**Aim of the task**
In the entries that follow, find the word "this" and report each line it is on.

::: Information supplied :::

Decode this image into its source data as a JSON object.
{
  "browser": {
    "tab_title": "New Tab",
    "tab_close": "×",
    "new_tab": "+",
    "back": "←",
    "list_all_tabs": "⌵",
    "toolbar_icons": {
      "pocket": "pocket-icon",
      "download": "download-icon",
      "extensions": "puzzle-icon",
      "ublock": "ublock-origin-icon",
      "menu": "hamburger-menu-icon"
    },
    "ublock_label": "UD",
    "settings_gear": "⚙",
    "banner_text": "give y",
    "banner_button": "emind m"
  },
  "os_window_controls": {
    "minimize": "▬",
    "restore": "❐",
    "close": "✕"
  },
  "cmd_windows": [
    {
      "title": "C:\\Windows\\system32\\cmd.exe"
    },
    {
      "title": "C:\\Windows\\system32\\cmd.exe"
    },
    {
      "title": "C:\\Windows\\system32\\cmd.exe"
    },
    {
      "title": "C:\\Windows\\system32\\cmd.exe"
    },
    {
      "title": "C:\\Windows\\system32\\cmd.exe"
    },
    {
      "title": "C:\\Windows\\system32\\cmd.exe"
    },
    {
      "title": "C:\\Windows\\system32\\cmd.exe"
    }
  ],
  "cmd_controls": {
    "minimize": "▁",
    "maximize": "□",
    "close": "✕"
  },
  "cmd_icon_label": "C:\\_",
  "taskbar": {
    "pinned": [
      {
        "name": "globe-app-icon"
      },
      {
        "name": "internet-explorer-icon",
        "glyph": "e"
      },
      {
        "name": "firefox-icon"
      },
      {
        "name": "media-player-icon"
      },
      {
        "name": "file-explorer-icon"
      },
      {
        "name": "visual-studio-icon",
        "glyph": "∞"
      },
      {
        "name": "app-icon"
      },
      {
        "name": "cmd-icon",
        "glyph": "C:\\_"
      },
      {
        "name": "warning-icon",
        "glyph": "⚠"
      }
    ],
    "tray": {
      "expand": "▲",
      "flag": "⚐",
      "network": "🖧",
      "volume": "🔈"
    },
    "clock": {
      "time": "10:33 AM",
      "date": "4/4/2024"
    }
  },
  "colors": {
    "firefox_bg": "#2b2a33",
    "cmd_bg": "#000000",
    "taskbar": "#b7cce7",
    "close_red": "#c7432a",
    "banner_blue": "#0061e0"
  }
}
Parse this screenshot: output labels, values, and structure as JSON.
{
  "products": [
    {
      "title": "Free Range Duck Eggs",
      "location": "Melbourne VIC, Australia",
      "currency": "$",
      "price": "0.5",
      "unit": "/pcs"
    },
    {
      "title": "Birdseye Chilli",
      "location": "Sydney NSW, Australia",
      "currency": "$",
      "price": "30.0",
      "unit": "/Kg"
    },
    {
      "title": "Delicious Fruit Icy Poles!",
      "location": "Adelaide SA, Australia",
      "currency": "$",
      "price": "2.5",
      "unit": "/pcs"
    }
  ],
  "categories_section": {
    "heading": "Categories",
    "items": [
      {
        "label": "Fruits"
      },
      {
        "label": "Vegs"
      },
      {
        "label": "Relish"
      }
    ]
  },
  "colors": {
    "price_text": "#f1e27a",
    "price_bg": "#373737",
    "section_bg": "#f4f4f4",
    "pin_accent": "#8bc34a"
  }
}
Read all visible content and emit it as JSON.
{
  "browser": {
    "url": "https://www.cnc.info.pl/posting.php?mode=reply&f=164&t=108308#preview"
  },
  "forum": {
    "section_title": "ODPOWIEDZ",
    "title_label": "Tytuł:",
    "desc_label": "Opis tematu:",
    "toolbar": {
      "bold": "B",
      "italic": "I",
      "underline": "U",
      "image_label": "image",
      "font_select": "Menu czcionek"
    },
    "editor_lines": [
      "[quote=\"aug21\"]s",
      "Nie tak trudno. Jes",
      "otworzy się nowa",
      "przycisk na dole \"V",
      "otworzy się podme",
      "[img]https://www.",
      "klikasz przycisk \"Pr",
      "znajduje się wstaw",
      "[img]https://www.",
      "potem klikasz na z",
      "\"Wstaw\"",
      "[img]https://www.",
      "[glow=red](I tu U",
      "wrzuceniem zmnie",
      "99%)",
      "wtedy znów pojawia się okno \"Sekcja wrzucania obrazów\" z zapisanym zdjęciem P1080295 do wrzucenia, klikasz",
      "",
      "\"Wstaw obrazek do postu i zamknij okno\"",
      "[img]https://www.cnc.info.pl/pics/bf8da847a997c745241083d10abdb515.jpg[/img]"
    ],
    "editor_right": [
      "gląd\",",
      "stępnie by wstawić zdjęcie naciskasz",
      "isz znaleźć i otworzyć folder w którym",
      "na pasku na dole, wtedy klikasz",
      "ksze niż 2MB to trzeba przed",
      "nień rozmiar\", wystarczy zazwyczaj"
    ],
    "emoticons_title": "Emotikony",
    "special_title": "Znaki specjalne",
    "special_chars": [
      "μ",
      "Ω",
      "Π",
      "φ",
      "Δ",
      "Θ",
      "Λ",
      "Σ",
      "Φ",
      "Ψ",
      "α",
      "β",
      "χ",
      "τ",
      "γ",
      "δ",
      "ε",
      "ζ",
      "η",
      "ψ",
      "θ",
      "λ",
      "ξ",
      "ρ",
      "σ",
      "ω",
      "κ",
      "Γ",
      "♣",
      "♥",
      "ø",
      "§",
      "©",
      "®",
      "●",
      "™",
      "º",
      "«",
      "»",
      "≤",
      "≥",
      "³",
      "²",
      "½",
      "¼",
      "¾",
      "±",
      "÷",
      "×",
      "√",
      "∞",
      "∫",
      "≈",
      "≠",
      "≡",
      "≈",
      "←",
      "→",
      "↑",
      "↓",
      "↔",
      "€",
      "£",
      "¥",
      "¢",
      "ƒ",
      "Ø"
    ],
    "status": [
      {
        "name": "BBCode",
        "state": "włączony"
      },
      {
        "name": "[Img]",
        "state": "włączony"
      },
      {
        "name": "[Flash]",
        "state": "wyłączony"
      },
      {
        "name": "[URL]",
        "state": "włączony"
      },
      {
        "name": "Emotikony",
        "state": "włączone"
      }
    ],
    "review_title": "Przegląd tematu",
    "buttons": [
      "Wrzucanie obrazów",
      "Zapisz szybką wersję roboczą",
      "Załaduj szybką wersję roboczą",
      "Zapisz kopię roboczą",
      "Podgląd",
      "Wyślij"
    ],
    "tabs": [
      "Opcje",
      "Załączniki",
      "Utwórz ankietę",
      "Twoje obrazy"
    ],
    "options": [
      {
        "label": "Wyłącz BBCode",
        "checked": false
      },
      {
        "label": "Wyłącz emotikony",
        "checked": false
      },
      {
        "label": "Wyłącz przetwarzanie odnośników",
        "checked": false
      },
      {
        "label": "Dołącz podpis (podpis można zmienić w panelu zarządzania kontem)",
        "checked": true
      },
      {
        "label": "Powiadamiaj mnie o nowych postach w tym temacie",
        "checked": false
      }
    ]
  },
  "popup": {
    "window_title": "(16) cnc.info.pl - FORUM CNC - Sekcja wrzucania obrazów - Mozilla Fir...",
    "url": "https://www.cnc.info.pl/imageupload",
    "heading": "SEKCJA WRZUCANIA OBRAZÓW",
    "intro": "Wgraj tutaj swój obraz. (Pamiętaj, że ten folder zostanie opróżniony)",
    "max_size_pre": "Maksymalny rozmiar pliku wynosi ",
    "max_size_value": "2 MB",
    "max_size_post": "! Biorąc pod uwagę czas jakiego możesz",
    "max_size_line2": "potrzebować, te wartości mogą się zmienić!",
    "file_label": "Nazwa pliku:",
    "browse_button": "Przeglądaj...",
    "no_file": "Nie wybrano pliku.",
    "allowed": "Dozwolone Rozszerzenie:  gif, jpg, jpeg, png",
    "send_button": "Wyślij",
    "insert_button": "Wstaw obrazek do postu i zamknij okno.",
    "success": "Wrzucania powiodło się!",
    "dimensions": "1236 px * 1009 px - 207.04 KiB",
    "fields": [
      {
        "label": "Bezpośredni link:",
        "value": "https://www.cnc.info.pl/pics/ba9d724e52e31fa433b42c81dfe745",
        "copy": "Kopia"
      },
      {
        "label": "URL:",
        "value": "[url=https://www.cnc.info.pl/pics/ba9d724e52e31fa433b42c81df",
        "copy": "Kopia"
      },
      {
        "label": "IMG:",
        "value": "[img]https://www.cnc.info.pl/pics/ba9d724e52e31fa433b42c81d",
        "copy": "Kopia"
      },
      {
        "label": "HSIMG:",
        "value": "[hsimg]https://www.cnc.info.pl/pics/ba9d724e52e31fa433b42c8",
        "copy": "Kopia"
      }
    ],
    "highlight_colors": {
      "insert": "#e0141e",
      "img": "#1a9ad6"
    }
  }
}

:::

**Solved problem**
Decode this image into its source data as a JSON object.
Parse this screenshot: output labels, values, and structure as JSON.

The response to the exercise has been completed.